## Directions for this task
Pictures aside, write out every record exactly as it appears.

################

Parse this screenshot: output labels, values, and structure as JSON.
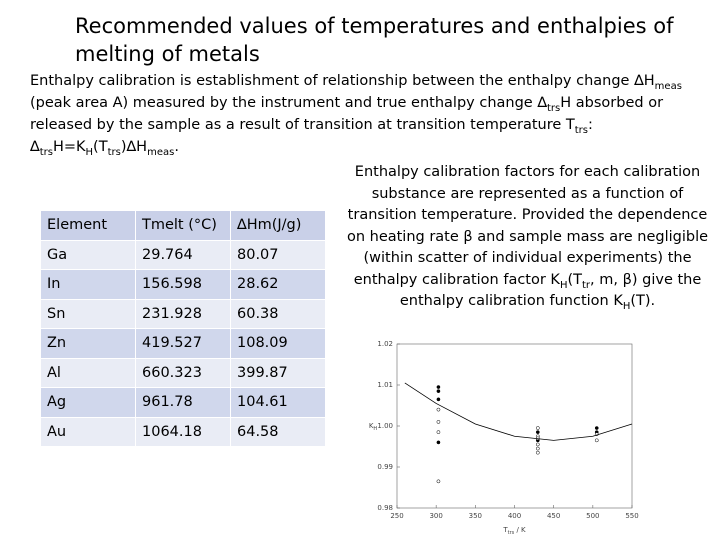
{
  "header": {
    "title": "Recommended values of temperatures and enthalpies of melting of metals"
  },
  "intro": {
    "text": [
      "Enthalpy calibration is establishment of relationship between the enthalpy change ∆H",
      "meas",
      " (peak area A) measured by the instrument and true enthalpy change ∆",
      "trs",
      "H absorbed or released by the sample as a result of transition  at transition temperature T",
      "trs",
      ":"
    ],
    "formula": [
      "∆",
      "trs",
      "H=K",
      "H",
      "(T",
      "trs",
      ")∆H",
      "meas",
      "."
    ]
  },
  "table": {
    "columns": [
      "Element",
      "Tmelt (°C)",
      "∆Hm(J/g)"
    ],
    "rows": [
      [
        "Ga",
        29.764,
        80.07
      ],
      [
        "In",
        156.598,
        28.62
      ],
      [
        "Sn",
        231.928,
        60.38
      ],
      [
        "Zn",
        419.527,
        108.09
      ],
      [
        "Al",
        660.323,
        399.87
      ],
      [
        "Ag",
        961.78,
        104.61
      ],
      [
        "Au",
        1064.18,
        64.58
      ]
    ]
  },
  "note": [
    "Enthalpy calibration factors for each calibration substance are represented as a function of transition temperature. Provided the dependence on heating rate β and sample mass are negligible (within scatter of individual experiments) the enthalpy calibration factor K",
    "H",
    "(T",
    "tr",
    ", m, β) give the enthalpy calibration function K",
    "H",
    "(T)."
  ],
  "chart_data": {
    "type": "scatter",
    "x_label": [
      "T",
      "trs",
      " / K"
    ],
    "y_label": [
      "K",
      "H"
    ],
    "xlim": [
      250,
      550
    ],
    "xticks": [
      250,
      300,
      350,
      400,
      450,
      500,
      550
    ],
    "ylim": [
      0.98,
      1.02
    ],
    "yticks": [
      0.98,
      0.99,
      {
        "value": 1,
        "label": "1.00"
      },
      1.01,
      1.02
    ],
    "series": [
      {
        "marker": "filled",
        "color": "#000000",
        "x": [
          302.9,
          302.9,
          302.9,
          302.9,
          429.75,
          429.75,
          505,
          505
        ],
        "values": [
          1.0095,
          1.0085,
          1.0065,
          0.996,
          0.9985,
          0.9965,
          0.9995,
          0.9985
        ]
      },
      {
        "marker": "open",
        "color": "#000000",
        "x": [
          302.9,
          302.9,
          302.9,
          302.9,
          429.75,
          429.75,
          429.75,
          429.75,
          429.75,
          429.75,
          505,
          505
        ],
        "values": [
          1.004,
          1.001,
          0.9985,
          0.9865,
          0.9995,
          0.9975,
          0.997,
          0.9955,
          0.9945,
          0.9935,
          0.998,
          0.9965
        ]
      },
      {
        "marker": "line",
        "color": "#000000",
        "x": [
          260,
          300,
          350,
          400,
          450,
          500,
          550
        ],
        "values": [
          1.0105,
          1.0055,
          1.0005,
          0.9975,
          0.9965,
          0.9975,
          1.0005
        ]
      }
    ]
  }
}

################

## Task response
Parse this screenshot: output labels, values, and structure as JSON.
{
  "header": {
    "title": "Recommended values of temperatures and enthalpies of melting of metals"
  },
  "intro": {
    "text": [
      "Enthalpy calibration is establishment of relationship between the enthalpy change ∆H",
      "meas",
      " (peak area A) measured by the instrument and true enthalpy change ∆",
      "trs",
      "H absorbed or released by the sample as a result of transition  at transition temperature T",
      "trs",
      ":"
    ],
    "formula": [
      "∆",
      "trs",
      "H=K",
      "H",
      "(T",
      "trs",
      ")∆H",
      "meas",
      "."
    ]
  },
  "table": {
    "columns": [
      "Element",
      "Tmelt (°C)",
      "∆Hm(J/g)"
    ],
    "rows": [
      [
        "Ga",
        29.764,
        80.07
      ],
      [
        "In",
        156.598,
        28.62
      ],
      [
        "Sn",
        231.928,
        60.38
      ],
      [
        "Zn",
        419.527,
        108.09
      ],
      [
        "Al",
        660.323,
        399.87
      ],
      [
        "Ag",
        961.78,
        104.61
      ],
      [
        "Au",
        1064.18,
        64.58
      ]
    ]
  },
  "note": [
    "Enthalpy calibration factors for each calibration substance are represented as a function of transition temperature. Provided the dependence on heating rate β and sample mass are negligible (within scatter of individual experiments) the enthalpy calibration factor K",
    "H",
    "(T",
    "tr",
    ", m, β) give the enthalpy calibration function K",
    "H",
    "(T)."
  ],
  "chart_data": {
    "type": "scatter",
    "x_label": [
      "T",
      "trs",
      " / K"
    ],
    "y_label": [
      "K",
      "H"
    ],
    "xlim": [
      250,
      550
    ],
    "xticks": [
      250,
      300,
      350,
      400,
      450,
      500,
      550
    ],
    "ylim": [
      0.98,
      1.02
    ],
    "yticks": [
      0.98,
      0.99,
      {
        "value": 1,
        "label": "1.00"
      },
      1.01,
      1.02
    ],
    "series": [
      {
        "marker": "filled",
        "color": "#000000",
        "x": [
          302.9,
          302.9,
          302.9,
          302.9,
          429.75,
          429.75,
          505,
          505
        ],
        "values": [
          1.0095,
          1.0085,
          1.0065,
          0.996,
          0.9985,
          0.9965,
          0.9995,
          0.9985
        ]
      },
      {
        "marker": "open",
        "color": "#000000",
        "x": [
          302.9,
          302.9,
          302.9,
          302.9,
          429.75,
          429.75,
          429.75,
          429.75,
          429.75,
          429.75,
          505,
          505
        ],
        "values": [
          1.004,
          1.001,
          0.9985,
          0.9865,
          0.9995,
          0.9975,
          0.997,
          0.9955,
          0.9945,
          0.9935,
          0.998,
          0.9965
        ]
      },
      {
        "marker": "line",
        "color": "#000000",
        "x": [
          260,
          300,
          350,
          400,
          450,
          500,
          550
        ],
        "values": [
          1.0105,
          1.0055,
          1.0005,
          0.9975,
          0.9965,
          0.9975,
          1.0005
        ]
      }
    ]
  }
}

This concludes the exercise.